--- start THE DATA ---

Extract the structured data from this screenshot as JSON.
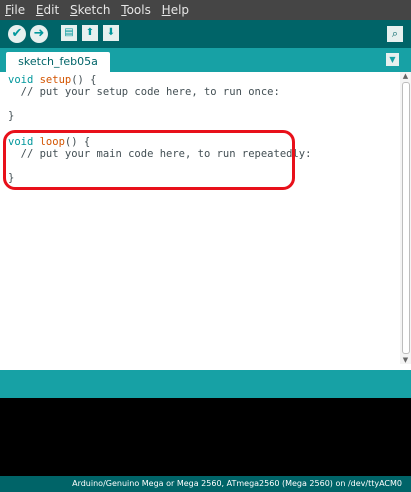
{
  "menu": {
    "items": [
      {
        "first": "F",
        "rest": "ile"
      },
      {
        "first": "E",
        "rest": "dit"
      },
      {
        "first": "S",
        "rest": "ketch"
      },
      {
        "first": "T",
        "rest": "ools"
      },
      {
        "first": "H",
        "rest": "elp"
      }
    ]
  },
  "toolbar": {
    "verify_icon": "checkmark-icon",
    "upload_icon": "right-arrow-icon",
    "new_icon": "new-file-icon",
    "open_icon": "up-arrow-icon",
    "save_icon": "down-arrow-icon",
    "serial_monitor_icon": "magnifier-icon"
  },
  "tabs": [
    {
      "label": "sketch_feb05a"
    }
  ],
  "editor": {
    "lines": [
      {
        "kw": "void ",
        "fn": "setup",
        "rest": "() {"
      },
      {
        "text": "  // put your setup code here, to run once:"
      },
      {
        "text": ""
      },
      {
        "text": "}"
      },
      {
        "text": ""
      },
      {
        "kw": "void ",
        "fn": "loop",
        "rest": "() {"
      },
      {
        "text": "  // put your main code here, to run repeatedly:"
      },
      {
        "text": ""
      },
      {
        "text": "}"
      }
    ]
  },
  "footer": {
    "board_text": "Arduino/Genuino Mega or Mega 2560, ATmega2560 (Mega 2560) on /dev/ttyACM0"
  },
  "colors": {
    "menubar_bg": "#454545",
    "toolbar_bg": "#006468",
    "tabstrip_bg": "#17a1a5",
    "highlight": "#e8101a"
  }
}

--- end THE DATA ---

GIVEN EXERCISE:
Track down all lines above with the string "here" and copy them.

TASK RESPONSE:
        "text": "  // put your setup code here, to run once:"
        "text": "  // put your main code here, to run repeatedly:"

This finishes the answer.